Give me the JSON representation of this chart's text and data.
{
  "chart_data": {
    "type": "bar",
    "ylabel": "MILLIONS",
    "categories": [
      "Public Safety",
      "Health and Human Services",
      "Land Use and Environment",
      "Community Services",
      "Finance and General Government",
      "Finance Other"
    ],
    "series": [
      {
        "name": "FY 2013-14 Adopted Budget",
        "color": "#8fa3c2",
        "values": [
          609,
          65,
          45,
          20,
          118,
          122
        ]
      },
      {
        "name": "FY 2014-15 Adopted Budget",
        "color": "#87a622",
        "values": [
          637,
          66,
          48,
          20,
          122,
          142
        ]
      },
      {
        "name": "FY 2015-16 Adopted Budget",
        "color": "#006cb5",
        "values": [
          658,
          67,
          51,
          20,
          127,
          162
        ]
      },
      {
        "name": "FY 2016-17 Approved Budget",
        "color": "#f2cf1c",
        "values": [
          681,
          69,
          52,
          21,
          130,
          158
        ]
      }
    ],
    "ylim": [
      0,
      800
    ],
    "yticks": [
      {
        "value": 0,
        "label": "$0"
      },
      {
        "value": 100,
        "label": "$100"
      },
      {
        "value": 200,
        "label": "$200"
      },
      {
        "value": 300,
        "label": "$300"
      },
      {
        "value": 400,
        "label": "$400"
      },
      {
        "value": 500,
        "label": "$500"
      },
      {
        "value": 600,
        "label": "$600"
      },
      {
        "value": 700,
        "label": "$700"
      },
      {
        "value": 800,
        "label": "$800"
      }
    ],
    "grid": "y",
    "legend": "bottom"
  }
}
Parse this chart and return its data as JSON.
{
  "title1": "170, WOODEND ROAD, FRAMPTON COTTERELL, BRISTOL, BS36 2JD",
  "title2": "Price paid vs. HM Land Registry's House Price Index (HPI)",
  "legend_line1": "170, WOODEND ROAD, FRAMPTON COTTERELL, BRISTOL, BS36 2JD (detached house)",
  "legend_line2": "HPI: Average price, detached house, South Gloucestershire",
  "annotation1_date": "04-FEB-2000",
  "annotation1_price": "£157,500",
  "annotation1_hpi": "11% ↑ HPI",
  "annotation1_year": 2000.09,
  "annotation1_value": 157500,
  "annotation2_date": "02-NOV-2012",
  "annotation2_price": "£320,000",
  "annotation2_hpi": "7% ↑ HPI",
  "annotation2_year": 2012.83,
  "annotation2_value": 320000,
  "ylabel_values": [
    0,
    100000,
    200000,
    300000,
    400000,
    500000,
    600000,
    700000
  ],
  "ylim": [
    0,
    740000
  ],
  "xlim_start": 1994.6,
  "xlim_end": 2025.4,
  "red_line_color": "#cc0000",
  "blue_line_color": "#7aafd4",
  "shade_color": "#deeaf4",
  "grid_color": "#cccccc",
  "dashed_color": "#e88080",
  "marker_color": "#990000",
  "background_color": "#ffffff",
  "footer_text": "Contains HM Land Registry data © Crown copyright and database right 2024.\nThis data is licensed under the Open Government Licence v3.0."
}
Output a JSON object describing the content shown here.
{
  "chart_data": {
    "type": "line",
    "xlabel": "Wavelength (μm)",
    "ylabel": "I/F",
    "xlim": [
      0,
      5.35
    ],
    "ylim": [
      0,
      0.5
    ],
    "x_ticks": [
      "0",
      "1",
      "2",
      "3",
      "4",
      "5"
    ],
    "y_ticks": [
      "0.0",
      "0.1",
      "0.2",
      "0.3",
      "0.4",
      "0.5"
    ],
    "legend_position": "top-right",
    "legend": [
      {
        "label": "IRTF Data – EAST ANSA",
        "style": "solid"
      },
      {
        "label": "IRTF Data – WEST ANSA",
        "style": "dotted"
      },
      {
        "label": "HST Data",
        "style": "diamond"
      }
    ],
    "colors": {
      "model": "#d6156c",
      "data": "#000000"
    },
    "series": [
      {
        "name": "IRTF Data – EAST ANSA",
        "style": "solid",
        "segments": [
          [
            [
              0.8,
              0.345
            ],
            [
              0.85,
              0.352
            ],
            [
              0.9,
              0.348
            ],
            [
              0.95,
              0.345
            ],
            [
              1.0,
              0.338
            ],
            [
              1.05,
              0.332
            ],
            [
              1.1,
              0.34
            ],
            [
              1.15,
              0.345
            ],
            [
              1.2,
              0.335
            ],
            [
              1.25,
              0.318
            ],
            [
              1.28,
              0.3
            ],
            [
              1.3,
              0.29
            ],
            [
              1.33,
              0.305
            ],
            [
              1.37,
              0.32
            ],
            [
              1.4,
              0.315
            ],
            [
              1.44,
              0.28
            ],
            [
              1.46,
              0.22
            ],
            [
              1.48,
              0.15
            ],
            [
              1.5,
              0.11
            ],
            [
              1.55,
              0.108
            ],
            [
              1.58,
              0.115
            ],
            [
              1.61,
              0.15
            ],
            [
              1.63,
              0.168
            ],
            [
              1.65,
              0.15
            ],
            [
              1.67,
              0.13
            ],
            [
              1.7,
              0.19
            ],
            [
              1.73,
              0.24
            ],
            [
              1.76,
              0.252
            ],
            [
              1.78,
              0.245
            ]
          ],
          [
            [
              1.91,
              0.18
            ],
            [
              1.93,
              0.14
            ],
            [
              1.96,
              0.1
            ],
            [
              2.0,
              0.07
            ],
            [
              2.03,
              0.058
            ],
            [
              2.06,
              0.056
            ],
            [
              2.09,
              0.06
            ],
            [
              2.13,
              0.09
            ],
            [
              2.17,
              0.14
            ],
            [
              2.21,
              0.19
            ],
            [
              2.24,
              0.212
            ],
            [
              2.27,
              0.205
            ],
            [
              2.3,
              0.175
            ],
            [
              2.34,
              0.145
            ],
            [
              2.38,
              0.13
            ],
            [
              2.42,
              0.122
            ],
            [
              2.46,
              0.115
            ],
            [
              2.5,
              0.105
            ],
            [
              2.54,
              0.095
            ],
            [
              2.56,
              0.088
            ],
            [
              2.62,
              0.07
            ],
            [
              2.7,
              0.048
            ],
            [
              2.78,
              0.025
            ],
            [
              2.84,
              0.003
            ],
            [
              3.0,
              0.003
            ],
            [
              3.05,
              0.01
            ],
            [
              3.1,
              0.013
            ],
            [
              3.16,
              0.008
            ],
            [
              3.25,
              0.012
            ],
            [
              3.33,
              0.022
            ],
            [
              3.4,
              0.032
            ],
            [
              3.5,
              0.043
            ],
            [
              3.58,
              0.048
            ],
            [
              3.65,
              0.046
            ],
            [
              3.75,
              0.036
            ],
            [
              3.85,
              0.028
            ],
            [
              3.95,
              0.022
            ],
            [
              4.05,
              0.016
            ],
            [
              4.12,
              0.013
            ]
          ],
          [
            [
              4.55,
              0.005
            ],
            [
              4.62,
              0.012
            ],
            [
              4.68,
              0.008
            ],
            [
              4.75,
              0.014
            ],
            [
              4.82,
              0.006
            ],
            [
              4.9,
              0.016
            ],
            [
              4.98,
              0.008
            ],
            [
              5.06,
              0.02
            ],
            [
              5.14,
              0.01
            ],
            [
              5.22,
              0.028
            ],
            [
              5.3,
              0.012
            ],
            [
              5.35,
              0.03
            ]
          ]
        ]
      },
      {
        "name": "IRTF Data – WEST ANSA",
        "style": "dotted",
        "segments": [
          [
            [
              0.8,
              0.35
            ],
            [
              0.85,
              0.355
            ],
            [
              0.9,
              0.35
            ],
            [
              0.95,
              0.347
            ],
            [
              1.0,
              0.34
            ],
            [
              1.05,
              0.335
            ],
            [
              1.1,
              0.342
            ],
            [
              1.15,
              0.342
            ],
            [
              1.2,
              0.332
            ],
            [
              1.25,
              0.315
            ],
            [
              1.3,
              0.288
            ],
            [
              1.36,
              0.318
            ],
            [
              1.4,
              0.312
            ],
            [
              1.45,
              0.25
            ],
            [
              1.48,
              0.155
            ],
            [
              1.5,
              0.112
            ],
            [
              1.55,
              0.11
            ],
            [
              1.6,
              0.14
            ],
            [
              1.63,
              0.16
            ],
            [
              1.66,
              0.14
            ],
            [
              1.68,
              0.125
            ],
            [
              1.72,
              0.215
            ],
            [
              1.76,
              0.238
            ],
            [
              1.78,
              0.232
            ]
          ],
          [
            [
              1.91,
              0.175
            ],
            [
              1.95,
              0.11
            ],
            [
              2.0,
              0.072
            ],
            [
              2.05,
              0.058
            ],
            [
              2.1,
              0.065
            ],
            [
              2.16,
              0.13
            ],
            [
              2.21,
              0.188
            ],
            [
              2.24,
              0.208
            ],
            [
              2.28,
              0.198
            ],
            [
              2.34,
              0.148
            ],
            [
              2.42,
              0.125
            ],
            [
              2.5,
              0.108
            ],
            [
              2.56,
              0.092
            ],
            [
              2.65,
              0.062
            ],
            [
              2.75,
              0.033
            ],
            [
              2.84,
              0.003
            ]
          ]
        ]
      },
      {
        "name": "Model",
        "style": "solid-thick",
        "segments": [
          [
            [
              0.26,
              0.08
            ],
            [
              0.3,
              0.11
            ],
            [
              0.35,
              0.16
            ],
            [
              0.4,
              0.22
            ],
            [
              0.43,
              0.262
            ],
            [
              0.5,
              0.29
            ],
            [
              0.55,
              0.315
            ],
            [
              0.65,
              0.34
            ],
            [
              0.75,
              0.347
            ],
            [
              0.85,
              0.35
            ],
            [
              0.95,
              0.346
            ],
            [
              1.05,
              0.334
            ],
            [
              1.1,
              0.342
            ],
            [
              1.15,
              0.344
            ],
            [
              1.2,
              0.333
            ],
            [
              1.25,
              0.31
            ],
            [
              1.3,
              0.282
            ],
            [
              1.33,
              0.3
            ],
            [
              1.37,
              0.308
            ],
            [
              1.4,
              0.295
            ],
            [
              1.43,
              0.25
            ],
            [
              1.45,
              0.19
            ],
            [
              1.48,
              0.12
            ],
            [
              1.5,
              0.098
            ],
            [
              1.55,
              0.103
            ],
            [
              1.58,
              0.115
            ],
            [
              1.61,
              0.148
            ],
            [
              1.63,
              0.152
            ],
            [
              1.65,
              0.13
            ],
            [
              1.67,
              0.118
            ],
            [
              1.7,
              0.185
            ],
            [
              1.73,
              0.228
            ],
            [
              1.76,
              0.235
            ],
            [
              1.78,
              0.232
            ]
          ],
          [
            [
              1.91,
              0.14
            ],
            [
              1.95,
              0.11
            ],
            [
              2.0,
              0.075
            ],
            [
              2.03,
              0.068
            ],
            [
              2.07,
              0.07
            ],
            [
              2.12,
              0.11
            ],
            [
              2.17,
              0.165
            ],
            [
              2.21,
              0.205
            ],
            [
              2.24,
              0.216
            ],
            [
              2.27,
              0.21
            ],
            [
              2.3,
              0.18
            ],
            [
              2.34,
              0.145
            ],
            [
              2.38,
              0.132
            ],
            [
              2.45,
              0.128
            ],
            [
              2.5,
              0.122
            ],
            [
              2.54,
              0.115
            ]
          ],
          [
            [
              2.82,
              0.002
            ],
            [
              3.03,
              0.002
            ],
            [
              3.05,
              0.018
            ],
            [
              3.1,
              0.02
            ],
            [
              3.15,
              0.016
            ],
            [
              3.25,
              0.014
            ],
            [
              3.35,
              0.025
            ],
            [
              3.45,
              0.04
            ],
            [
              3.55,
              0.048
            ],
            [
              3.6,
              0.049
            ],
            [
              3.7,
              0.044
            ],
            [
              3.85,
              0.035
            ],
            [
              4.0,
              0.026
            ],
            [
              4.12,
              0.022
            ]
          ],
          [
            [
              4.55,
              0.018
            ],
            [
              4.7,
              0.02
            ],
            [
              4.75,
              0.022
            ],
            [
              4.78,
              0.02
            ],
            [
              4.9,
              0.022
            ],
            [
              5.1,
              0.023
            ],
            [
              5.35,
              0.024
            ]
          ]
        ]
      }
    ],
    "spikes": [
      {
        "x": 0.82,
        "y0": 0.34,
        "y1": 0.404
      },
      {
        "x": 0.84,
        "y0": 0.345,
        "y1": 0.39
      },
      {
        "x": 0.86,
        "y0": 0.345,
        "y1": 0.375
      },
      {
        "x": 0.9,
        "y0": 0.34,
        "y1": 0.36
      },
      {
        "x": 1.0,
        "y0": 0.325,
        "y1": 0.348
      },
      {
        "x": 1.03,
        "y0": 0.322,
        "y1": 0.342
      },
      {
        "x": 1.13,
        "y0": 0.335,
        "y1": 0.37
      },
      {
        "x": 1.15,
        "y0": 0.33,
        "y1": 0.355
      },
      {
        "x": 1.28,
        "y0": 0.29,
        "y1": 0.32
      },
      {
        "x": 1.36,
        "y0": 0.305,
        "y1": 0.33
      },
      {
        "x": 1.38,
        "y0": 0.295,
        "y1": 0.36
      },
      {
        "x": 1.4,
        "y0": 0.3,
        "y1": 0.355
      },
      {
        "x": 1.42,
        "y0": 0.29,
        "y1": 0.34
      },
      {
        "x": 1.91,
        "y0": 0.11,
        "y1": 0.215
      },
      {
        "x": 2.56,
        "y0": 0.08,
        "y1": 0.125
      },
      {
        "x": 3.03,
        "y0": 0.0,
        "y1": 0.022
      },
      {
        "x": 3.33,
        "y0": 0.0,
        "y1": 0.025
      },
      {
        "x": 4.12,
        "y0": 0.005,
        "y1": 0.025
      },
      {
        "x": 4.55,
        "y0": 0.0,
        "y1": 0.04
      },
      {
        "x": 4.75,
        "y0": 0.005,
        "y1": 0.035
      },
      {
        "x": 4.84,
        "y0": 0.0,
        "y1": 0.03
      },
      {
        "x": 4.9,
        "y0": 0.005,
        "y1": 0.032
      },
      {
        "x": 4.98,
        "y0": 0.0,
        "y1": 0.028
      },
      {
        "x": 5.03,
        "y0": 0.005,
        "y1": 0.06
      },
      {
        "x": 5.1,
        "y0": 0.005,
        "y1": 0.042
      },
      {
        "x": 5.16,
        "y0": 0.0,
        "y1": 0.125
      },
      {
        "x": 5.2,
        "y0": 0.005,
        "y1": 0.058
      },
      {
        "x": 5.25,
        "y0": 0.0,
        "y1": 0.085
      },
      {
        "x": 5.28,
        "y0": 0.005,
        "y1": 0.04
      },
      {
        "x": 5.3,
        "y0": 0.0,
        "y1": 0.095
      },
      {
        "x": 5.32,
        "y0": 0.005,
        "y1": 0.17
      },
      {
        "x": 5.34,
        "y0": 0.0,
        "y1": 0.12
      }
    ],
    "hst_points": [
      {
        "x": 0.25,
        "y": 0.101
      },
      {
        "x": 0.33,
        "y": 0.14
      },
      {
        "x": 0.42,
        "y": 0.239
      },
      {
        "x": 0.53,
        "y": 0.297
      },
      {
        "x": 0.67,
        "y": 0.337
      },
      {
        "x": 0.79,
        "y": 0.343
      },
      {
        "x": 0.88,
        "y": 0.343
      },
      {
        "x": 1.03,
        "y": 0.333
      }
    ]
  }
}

:: Task to complete ::
Report only how many lines of the listing hold the word "ROAD".

:: Correct answer ::
2